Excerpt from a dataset
--*--
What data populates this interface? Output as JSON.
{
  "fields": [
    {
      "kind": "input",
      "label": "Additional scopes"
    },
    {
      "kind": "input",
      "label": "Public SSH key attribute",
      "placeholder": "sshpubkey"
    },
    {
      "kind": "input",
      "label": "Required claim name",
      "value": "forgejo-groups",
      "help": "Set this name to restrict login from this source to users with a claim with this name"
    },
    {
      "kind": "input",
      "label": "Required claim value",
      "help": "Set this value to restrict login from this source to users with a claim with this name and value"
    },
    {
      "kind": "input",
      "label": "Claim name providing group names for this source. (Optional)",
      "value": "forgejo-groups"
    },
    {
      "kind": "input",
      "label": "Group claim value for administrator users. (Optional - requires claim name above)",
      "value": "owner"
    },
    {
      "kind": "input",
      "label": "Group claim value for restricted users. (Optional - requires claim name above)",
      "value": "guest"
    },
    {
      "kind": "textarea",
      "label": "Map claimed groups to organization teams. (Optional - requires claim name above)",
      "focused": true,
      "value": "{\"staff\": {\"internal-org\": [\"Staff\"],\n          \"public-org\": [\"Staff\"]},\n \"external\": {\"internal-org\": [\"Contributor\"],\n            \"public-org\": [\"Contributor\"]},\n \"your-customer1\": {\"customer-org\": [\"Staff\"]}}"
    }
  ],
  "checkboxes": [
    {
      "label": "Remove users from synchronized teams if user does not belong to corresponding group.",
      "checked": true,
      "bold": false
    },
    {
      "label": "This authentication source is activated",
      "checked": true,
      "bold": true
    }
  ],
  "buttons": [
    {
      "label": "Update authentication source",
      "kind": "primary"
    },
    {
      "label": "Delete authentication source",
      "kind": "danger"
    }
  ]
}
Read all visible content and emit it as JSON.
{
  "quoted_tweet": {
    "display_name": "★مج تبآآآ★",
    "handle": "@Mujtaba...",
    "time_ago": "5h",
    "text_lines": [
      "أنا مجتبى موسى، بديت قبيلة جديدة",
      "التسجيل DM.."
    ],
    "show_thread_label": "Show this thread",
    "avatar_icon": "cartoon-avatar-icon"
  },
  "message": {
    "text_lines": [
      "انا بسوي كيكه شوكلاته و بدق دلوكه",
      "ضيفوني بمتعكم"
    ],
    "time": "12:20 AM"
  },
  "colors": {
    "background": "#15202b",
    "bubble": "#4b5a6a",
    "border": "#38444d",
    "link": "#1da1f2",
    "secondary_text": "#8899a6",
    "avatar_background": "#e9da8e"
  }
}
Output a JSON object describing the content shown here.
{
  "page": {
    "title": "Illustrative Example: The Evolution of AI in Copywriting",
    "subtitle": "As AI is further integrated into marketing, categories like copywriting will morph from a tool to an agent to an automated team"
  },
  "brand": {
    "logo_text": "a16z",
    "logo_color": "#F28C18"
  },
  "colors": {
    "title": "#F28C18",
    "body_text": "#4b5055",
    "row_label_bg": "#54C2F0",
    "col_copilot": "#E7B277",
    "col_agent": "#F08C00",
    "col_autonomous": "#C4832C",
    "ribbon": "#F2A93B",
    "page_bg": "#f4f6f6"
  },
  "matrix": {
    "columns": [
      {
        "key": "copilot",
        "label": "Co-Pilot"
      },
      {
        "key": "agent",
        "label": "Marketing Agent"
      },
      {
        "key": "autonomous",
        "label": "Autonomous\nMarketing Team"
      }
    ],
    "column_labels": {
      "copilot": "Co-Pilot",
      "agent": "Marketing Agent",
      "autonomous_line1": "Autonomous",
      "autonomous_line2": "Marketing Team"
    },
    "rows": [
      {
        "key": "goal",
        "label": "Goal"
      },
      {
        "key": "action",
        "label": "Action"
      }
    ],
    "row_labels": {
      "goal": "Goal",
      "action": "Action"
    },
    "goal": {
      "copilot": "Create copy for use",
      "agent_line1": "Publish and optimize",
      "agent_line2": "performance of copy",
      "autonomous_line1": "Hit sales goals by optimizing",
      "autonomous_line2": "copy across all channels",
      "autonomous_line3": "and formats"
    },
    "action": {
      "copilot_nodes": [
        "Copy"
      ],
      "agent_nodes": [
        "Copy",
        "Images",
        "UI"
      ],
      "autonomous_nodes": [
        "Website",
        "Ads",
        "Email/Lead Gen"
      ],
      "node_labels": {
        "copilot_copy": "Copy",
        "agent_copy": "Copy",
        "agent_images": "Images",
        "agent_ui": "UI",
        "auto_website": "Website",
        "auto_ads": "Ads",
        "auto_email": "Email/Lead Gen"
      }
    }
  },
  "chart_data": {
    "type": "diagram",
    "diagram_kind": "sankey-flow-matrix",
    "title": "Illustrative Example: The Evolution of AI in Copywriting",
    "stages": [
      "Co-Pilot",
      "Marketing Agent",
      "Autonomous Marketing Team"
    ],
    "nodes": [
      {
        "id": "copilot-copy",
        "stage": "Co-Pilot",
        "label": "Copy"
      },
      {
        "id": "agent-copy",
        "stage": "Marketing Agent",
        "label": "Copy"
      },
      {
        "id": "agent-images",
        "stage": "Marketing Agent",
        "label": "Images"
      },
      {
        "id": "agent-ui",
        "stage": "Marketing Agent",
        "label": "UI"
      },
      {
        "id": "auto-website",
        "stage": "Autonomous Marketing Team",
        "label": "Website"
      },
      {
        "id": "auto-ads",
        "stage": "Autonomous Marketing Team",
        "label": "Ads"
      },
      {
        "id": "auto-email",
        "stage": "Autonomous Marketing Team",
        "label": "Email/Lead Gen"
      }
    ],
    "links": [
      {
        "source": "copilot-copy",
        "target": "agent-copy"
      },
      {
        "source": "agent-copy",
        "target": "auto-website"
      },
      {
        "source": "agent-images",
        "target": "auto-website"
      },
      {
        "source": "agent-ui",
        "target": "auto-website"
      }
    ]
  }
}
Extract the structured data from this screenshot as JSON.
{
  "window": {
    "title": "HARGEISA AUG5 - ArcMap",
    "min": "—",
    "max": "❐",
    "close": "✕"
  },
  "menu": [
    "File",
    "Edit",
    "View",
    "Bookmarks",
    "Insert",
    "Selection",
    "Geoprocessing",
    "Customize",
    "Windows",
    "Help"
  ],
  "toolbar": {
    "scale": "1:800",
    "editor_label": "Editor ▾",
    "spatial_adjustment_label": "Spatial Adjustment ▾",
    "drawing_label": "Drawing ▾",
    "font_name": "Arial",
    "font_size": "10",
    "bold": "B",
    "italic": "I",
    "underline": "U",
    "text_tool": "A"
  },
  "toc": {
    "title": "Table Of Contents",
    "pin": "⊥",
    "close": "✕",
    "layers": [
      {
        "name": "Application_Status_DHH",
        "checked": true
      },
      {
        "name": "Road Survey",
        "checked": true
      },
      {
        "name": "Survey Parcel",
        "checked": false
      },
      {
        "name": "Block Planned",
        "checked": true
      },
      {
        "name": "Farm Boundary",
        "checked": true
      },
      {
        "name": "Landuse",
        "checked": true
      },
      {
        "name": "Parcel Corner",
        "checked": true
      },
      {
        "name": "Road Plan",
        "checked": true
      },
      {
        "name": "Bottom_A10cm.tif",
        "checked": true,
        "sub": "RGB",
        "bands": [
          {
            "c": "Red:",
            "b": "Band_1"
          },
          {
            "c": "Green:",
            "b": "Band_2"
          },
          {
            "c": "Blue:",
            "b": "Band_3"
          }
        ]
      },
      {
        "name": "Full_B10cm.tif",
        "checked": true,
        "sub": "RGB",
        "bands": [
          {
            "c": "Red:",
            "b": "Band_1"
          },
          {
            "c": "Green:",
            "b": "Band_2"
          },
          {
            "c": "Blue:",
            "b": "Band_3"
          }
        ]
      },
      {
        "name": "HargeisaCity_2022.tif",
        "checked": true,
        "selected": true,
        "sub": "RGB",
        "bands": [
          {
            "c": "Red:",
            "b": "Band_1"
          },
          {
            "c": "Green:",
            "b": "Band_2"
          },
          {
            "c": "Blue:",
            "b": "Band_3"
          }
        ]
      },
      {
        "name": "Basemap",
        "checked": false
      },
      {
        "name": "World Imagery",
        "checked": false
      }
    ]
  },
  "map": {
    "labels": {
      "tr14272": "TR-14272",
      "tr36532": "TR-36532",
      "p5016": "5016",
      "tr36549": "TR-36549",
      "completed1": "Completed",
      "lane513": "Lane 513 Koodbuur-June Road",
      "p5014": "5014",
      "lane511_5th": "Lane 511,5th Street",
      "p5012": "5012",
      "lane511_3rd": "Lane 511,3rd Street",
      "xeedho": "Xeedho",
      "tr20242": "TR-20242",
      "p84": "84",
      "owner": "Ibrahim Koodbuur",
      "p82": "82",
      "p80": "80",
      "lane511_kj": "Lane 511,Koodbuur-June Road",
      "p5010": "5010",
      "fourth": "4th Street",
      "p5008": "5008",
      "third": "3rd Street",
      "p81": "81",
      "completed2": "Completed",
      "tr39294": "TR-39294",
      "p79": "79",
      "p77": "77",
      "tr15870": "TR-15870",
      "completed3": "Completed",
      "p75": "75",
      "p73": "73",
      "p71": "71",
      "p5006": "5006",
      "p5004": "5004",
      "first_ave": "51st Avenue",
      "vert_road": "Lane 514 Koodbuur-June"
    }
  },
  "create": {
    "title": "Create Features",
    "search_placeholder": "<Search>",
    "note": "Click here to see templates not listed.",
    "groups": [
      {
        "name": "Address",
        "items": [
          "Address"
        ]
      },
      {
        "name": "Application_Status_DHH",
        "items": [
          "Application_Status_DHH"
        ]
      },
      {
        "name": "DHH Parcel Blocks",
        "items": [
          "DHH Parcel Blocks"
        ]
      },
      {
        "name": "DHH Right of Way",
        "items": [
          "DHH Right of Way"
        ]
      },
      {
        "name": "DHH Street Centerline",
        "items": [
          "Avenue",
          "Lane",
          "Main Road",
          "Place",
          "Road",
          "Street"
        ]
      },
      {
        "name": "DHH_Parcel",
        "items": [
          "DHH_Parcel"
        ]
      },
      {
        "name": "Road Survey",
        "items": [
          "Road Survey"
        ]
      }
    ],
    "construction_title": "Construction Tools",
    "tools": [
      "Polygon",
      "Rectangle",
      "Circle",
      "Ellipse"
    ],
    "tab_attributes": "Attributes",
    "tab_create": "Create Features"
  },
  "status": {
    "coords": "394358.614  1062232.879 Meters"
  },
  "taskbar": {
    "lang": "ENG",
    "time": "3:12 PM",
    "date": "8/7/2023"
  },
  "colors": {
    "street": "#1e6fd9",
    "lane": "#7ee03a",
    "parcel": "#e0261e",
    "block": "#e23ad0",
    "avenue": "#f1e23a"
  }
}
--*--
Copy each line of the preceding data that contains the string "Blocks".

## [Exercise solution]
        "name": "DHH Parcel Blocks",
          "DHH Parcel Blocks"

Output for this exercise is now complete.